>>>
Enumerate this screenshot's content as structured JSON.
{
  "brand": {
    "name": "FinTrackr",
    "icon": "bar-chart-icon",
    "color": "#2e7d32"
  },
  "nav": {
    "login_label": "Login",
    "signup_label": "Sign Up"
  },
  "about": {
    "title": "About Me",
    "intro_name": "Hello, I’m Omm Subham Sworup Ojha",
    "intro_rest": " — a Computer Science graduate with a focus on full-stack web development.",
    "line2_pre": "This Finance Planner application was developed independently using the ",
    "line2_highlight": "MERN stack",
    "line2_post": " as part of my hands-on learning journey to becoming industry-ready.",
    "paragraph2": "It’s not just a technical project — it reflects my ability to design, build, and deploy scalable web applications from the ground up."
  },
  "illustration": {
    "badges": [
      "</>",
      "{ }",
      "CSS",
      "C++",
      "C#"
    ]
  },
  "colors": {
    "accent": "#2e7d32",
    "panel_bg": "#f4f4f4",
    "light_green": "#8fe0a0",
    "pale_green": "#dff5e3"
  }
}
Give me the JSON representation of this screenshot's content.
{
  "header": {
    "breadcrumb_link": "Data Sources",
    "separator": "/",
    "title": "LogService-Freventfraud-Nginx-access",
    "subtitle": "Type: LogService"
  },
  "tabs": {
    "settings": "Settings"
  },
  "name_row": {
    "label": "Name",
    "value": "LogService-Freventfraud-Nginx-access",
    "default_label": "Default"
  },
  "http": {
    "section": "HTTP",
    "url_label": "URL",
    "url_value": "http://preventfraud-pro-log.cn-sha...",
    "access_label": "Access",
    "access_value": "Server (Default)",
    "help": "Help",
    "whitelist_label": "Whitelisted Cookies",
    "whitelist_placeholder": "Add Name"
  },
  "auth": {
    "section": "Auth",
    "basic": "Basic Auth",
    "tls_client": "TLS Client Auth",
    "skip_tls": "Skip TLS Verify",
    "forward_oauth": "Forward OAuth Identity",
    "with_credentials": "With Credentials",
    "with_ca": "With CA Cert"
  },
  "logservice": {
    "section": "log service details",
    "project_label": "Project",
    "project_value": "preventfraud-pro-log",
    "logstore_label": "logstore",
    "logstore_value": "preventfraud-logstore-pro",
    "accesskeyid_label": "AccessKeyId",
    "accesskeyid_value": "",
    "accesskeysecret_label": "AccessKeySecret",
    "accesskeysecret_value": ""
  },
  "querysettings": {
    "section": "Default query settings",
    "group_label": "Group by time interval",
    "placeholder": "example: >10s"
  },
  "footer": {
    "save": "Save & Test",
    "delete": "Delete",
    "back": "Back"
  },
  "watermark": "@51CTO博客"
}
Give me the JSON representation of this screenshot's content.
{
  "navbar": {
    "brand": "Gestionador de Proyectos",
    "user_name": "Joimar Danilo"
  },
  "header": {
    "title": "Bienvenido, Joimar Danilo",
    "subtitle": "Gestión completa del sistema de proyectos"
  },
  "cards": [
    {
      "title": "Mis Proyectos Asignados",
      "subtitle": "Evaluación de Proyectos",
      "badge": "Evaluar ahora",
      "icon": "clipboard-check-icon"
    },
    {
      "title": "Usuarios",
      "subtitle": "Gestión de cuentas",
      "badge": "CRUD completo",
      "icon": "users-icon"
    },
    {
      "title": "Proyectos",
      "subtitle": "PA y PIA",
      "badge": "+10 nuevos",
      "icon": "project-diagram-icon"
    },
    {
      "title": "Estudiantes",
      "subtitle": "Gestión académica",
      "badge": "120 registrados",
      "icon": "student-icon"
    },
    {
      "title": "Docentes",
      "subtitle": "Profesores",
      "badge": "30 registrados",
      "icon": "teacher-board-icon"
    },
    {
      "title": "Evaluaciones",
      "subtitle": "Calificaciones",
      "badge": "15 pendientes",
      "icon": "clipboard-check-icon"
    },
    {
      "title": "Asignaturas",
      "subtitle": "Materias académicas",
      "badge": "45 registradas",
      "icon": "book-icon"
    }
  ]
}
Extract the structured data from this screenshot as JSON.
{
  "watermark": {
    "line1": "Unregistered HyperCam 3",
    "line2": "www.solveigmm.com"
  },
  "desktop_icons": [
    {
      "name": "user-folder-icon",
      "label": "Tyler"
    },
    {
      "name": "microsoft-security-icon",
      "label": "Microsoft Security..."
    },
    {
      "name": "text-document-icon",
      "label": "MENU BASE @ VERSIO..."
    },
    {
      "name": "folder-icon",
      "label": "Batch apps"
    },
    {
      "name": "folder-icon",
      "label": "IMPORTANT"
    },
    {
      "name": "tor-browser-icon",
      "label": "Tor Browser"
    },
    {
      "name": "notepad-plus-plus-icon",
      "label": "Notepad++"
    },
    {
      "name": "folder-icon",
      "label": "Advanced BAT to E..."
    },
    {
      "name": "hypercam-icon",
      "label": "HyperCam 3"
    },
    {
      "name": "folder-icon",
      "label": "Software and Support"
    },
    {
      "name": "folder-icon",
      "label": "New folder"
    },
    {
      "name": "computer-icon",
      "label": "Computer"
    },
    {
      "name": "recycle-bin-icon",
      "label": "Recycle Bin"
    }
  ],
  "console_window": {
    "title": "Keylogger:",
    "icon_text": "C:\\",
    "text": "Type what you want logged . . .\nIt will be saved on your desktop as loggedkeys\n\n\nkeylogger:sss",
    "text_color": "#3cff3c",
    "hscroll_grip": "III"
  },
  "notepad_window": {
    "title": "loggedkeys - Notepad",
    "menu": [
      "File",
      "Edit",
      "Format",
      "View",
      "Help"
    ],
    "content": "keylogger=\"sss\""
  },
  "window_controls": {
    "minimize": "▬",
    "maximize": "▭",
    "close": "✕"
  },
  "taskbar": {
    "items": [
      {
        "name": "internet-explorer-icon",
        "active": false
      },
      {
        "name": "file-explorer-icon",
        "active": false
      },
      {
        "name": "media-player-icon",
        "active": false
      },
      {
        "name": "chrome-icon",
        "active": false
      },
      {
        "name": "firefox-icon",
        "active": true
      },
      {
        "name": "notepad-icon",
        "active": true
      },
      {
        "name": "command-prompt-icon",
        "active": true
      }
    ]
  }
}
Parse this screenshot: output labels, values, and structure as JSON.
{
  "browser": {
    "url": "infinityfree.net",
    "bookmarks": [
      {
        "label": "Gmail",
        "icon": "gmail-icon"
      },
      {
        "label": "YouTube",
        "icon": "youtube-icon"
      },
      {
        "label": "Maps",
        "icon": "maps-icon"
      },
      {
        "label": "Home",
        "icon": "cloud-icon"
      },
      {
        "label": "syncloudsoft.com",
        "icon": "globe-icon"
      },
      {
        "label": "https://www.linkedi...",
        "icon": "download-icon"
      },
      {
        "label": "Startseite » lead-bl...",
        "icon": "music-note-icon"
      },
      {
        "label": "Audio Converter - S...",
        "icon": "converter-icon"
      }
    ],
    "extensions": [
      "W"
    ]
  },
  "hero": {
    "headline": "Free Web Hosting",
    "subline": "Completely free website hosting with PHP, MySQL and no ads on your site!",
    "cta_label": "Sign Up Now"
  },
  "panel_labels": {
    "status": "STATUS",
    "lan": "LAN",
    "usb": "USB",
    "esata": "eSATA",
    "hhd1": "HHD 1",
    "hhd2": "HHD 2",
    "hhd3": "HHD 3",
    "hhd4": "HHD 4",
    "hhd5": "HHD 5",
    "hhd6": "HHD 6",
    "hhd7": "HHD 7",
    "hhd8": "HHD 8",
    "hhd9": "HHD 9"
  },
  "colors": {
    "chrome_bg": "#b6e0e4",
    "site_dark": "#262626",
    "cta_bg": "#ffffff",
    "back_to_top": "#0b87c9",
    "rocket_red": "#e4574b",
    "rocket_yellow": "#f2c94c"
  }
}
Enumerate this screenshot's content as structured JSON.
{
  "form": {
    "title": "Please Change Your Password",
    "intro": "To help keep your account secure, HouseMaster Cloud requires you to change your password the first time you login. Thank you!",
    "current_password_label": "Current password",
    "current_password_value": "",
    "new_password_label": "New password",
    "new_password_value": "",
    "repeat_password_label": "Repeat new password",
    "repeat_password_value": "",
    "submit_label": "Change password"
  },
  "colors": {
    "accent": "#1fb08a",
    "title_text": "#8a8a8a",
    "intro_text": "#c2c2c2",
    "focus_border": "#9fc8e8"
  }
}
<<<
● To do
Give the number of lines in the data that contain "logstore", with no other words.

● Response below
2